Send back the entries below exactly as they appear.

[START Provided material]

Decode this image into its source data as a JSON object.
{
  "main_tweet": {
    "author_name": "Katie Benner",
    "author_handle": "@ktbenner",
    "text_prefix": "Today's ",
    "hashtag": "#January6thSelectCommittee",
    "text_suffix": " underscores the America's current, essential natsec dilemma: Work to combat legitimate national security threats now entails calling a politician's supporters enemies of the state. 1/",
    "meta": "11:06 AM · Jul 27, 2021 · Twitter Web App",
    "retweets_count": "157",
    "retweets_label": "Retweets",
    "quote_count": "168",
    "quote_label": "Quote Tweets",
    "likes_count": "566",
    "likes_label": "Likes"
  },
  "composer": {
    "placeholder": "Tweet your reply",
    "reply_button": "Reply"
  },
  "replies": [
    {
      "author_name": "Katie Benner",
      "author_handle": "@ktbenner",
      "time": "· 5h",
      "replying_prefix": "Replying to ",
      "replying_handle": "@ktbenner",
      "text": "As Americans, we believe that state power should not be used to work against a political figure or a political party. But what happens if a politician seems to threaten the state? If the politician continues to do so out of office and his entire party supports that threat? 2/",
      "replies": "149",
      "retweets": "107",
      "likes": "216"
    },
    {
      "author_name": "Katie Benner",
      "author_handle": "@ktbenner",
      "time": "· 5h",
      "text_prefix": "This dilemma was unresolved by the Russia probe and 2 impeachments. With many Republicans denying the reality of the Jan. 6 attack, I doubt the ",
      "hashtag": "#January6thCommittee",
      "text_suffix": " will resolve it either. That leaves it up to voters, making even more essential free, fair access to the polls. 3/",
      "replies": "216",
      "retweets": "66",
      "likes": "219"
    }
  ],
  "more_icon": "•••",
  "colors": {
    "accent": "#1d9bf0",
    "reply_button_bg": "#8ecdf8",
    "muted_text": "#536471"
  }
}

[END Provided material]

* Solved exercise:
Decode this image into its source data as a JSON object.
{
  "main_tweet": {
    "author_name": "Katie Benner",
    "author_handle": "@ktbenner",
    "text_prefix": "Today's ",
    "hashtag": "#January6thSelectCommittee",
    "text_suffix": " underscores the America's current, essential natsec dilemma: Work to combat legitimate national security threats now entails calling a politician's supporters enemies of the state. 1/",
    "meta": "11:06 AM · Jul 27, 2021 · Twitter Web App",
    "retweets_count": "157",
    "retweets_label": "Retweets",
    "quote_count": "168",
    "quote_label": "Quote Tweets",
    "likes_count": "566",
    "likes_label": "Likes"
  },
  "composer": {
    "placeholder": "Tweet your reply",
    "reply_button": "Reply"
  },
  "replies": [
    {
      "author_name": "Katie Benner",
      "author_handle": "@ktbenner",
      "time": "· 5h",
      "replying_prefix": "Replying to ",
      "replying_handle": "@ktbenner",
      "text": "As Americans, we believe that state power should not be used to work against a political figure or a political party. But what happens if a politician seems to threaten the state? If the politician continues to do so out of office and his entire party supports that threat? 2/",
      "replies": "149",
      "retweets": "107",
      "likes": "216"
    },
    {
      "author_name": "Katie Benner",
      "author_handle": "@ktbenner",
      "time": "· 5h",
      "text_prefix": "This dilemma was unresolved by the Russia probe and 2 impeachments. With many Republicans denying the reality of the Jan. 6 attack, I doubt the ",
      "hashtag": "#January6thCommittee",
      "text_suffix": " will resolve it either. That leaves it up to voters, making even more essential free, fair access to the polls. 3/",
      "replies": "216",
      "retweets": "66",
      "likes": "219"
    }
  ],
  "more_icon": "•••",
  "colors": {
    "accent": "#1d9bf0",
    "reply_button_bg": "#8ecdf8",
    "muted_text": "#536471"
  }
}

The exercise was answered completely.